*** Given entries

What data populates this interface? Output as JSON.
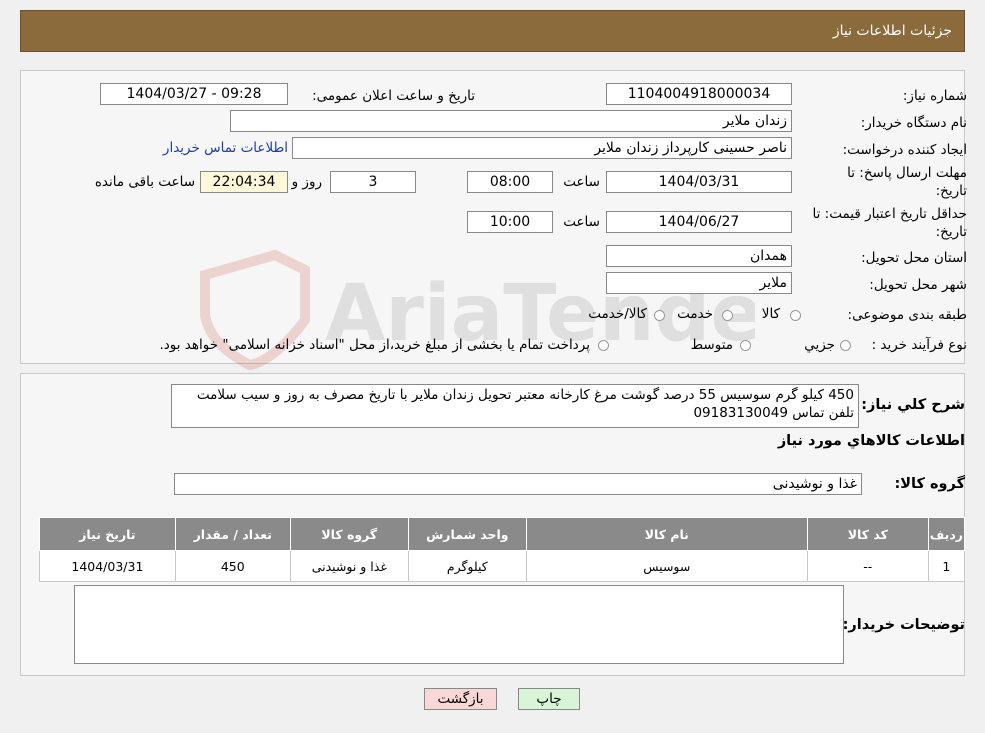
{
  "header": {
    "title": "جزئیات اطلاعات نیاز"
  },
  "watermark": {
    "text": "AriaTender.neT"
  },
  "fields": {
    "need_number_label": "شماره نیاز:",
    "need_number": "1104004918000034",
    "announce_label": "تاریخ و ساعت اعلان عمومی:",
    "announce_value": "1404/03/27 - 09:28",
    "buyer_org_label": "نام دستگاه خریدار:",
    "buyer_org": "زندان ملایر",
    "creator_label": "ایجاد کننده درخواست:",
    "creator": "ناصر  حسینی کارپرداز زندان ملایر",
    "buyer_contact_link": "اطلاعات تماس خریدار",
    "deadline_label_line1": "مهلت ارسال پاسخ: تا",
    "deadline_label_line2": "تاریخ:",
    "deadline_date": "1404/03/31",
    "time_label": "ساعت",
    "deadline_time": "08:00",
    "days_count": "3",
    "days_label": "روز و",
    "remaining_time": "22:04:34",
    "remaining_label": "ساعت باقی مانده",
    "validity_label_line1": "حداقل تاریخ اعتبار قیمت: تا",
    "validity_label_line2": "تاریخ:",
    "validity_date": "1404/06/27",
    "validity_time": "10:00",
    "province_label": "استان محل تحویل:",
    "province": "همدان",
    "city_label": "شهر محل تحویل:",
    "city": "ملایر",
    "category_label": "طبقه بندی موضوعی:",
    "category_options": [
      "کالا",
      "خدمت",
      "کالا/خدمت"
    ],
    "process_label": "نوع فرآیند خرید :",
    "process_options": [
      "جزیي",
      "متوسط"
    ],
    "process_note": "پرداخت تمام یا بخشی از مبلغ خرید،از محل \"اسناد خزانه اسلامی\" خواهد بود."
  },
  "summary": {
    "label": "شرح کلي نياز:",
    "text": "450 کیلو گرم سوسیس 55 درصد گوشت مرغ کارخانه معتبر تحویل زندان ملایر با تاریخ مصرف به روز و سیب سلامت تلفن تماس 09183130049"
  },
  "goods": {
    "section_title": "اطلاعات کالاهاي مورد نياز",
    "group_label": "گروه کالا:",
    "group_value": "غذا و نوشیدنی",
    "columns": [
      "ردیف",
      "کد کالا",
      "نام کالا",
      "واحد شمارش",
      "گروه کالا",
      "تعداد / مقدار",
      "تاریخ نیاز"
    ],
    "rows": [
      [
        "1",
        "--",
        "سوسیس",
        "کیلوگرم",
        "غذا و نوشیدنی",
        "450",
        "1404/03/31"
      ]
    ]
  },
  "buyer_notes": {
    "label": "توضیحات خریدار:",
    "value": ""
  },
  "buttons": {
    "print": "چاپ",
    "back": "بازگشت"
  }
}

******

▶ _The request_
Transcribe the entries above verbatim, omitting their pictures.

▶ _Answer to the problem_
What data populates this interface? Output as JSON.
{
  "header": {
    "title": "جزئیات اطلاعات نیاز"
  },
  "watermark": {
    "text": "AriaTender.neT"
  },
  "fields": {
    "need_number_label": "شماره نیاز:",
    "need_number": "1104004918000034",
    "announce_label": "تاریخ و ساعت اعلان عمومی:",
    "announce_value": "1404/03/27 - 09:28",
    "buyer_org_label": "نام دستگاه خریدار:",
    "buyer_org": "زندان ملایر",
    "creator_label": "ایجاد کننده درخواست:",
    "creator": "ناصر  حسینی کارپرداز زندان ملایر",
    "buyer_contact_link": "اطلاعات تماس خریدار",
    "deadline_label_line1": "مهلت ارسال پاسخ: تا",
    "deadline_label_line2": "تاریخ:",
    "deadline_date": "1404/03/31",
    "time_label": "ساعت",
    "deadline_time": "08:00",
    "days_count": "3",
    "days_label": "روز و",
    "remaining_time": "22:04:34",
    "remaining_label": "ساعت باقی مانده",
    "validity_label_line1": "حداقل تاریخ اعتبار قیمت: تا",
    "validity_label_line2": "تاریخ:",
    "validity_date": "1404/06/27",
    "validity_time": "10:00",
    "province_label": "استان محل تحویل:",
    "province": "همدان",
    "city_label": "شهر محل تحویل:",
    "city": "ملایر",
    "category_label": "طبقه بندی موضوعی:",
    "category_options": [
      "کالا",
      "خدمت",
      "کالا/خدمت"
    ],
    "process_label": "نوع فرآیند خرید :",
    "process_options": [
      "جزیي",
      "متوسط"
    ],
    "process_note": "پرداخت تمام یا بخشی از مبلغ خرید،از محل \"اسناد خزانه اسلامی\" خواهد بود."
  },
  "summary": {
    "label": "شرح کلي نياز:",
    "text": "450 کیلو گرم سوسیس 55 درصد گوشت مرغ کارخانه معتبر تحویل زندان ملایر با تاریخ مصرف به روز و سیب سلامت تلفن تماس 09183130049"
  },
  "goods": {
    "section_title": "اطلاعات کالاهاي مورد نياز",
    "group_label": "گروه کالا:",
    "group_value": "غذا و نوشیدنی",
    "columns": [
      "ردیف",
      "کد کالا",
      "نام کالا",
      "واحد شمارش",
      "گروه کالا",
      "تعداد / مقدار",
      "تاریخ نیاز"
    ],
    "rows": [
      [
        "1",
        "--",
        "سوسیس",
        "کیلوگرم",
        "غذا و نوشیدنی",
        "450",
        "1404/03/31"
      ]
    ]
  },
  "buyer_notes": {
    "label": "توضیحات خریدار:",
    "value": ""
  },
  "buttons": {
    "print": "چاپ",
    "back": "بازگشت"
  }
}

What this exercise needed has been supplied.